[Excerpt from a dataset]
● ● ●
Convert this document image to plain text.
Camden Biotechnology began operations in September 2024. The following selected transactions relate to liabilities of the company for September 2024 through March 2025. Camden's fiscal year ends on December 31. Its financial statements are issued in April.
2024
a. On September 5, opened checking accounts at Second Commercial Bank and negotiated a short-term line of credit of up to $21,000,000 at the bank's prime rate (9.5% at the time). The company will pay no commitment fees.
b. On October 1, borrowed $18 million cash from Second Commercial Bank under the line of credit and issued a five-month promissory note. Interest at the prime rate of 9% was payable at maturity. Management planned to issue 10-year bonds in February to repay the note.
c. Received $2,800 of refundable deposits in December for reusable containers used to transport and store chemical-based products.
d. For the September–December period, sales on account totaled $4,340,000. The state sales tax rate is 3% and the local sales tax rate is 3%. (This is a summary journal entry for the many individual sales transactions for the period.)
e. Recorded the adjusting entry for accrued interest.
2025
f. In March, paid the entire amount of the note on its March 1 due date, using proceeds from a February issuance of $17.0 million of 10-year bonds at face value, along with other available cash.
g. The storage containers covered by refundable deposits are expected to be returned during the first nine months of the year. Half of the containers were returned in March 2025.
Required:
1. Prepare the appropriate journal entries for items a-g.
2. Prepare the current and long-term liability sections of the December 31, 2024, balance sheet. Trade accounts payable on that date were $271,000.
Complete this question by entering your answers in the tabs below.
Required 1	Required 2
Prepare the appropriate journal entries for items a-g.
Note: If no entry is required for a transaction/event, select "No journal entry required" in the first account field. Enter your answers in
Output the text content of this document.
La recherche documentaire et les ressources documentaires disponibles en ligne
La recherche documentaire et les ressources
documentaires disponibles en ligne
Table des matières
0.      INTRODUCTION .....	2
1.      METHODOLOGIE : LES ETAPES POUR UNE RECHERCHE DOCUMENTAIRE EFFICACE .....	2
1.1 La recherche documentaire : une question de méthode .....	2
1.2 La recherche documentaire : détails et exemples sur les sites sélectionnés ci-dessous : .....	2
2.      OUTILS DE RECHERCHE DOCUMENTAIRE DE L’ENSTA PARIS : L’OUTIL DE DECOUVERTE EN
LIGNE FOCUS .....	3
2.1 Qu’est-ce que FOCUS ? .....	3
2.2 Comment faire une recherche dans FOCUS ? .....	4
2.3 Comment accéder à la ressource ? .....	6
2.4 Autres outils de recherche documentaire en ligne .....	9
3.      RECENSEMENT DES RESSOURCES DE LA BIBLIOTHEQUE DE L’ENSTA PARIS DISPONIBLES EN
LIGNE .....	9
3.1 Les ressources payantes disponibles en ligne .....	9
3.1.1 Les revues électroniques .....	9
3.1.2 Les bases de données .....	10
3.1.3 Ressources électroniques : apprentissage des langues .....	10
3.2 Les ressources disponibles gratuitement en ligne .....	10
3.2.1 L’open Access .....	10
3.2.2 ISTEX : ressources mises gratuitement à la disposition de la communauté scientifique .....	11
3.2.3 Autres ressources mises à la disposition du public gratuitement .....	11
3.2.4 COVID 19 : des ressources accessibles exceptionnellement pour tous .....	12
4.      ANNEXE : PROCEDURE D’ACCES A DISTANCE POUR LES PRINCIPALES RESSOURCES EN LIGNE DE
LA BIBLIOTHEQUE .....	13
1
● ● ●
> AIM OF THE EXERCISE: Using the listing above, please repeat every entry exactly.

> TASK OUTPUT:
Convert this document image to plain text.
Camden Biotechnology began operations in September 2024. The following selected transactions relate to liabilities of the company for September 2024 through March 2025. Camden's fiscal year ends on December 31. Its financial statements are issued in April.
2024
a. On September 5, opened checking accounts at Second Commercial Bank and negotiated a short-term line of credit of up to $21,000,000 at the bank's prime rate (9.5% at the time). The company will pay no commitment fees.
b. On October 1, borrowed $18 million cash from Second Commercial Bank under the line of credit and issued a five-month promissory note. Interest at the prime rate of 9% was payable at maturity. Management planned to issue 10-year bonds in February to repay the note.
c. Received $2,800 of refundable deposits in December for reusable containers used to transport and store chemical-based products.
d. For the September–December period, sales on account totaled $4,340,000. The state sales tax rate is 3% and the local sales tax rate is 3%. (This is a summary journal entry for the many individual sales transactions for the period.)
e. Recorded the adjusting entry for accrued interest.
2025
f. In March, paid the entire amount of the note on its March 1 due date, using proceeds from a February issuance of $17.0 million of 10-year bonds at face value, along with other available cash.
g. The storage containers covered by refundable deposits are expected to be returned during the first nine months of the year. Half of the containers were returned in March 2025.
Required:
1. Prepare the appropriate journal entries for items a-g.
2. Prepare the current and long-term liability sections of the December 31, 2024, balance sheet. Trade accounts payable on that date were $271,000.
Complete this question by entering your answers in the tabs below.
Required 1	Required 2
Prepare the appropriate journal entries for items a-g.
Note: If no entry is required for a transaction/event, select "No journal entry required" in the first account field. Enter your answers in
Output the text content of this document.
La recherche documentaire et les ressources documentaires disponibles en ligne
La recherche documentaire et les ressources
documentaires disponibles en ligne
Table des matières
0.      INTRODUCTION .....	2
1.      METHODOLOGIE : LES ETAPES POUR UNE RECHERCHE DOCUMENTAIRE EFFICACE .....	2
1.1 La recherche documentaire : une question de méthode .....	2
1.2 La recherche documentaire : détails et exemples sur les sites sélectionnés ci-dessous : .....	2
2.      OUTILS DE RECHERCHE DOCUMENTAIRE DE L’ENSTA PARIS : L’OUTIL DE DECOUVERTE EN
LIGNE FOCUS .....	3
2.1 Qu’est-ce que FOCUS ? .....	3
2.2 Comment faire une recherche dans FOCUS ? .....	4
2.3 Comment accéder à la ressource ? .....	6
2.4 Autres outils de recherche documentaire en ligne .....	9
3.      RECENSEMENT DES RESSOURCES DE LA BIBLIOTHEQUE DE L’ENSTA PARIS DISPONIBLES EN
LIGNE .....	9
3.1 Les ressources payantes disponibles en ligne .....	9
3.1.1 Les revues électroniques .....	9
3.1.2 Les bases de données .....	10
3.1.3 Ressources électroniques : apprentissage des langues .....	10
3.2 Les ressources disponibles gratuitement en ligne .....	10
3.2.1 L’open Access .....	10
3.2.2 ISTEX : ressources mises gratuitement à la disposition de la communauté scientifique .....	11
3.2.3 Autres ressources mises à la disposition du public gratuitement .....	11
3.2.4 COVID 19 : des ressources accessibles exceptionnellement pour tous .....	12
4.      ANNEXE : PROCEDURE D’ACCES A DISTANCE POUR LES PRINCIPALES RESSOURCES EN LIGNE DE
LA BIBLIOTHEQUE .....	13
1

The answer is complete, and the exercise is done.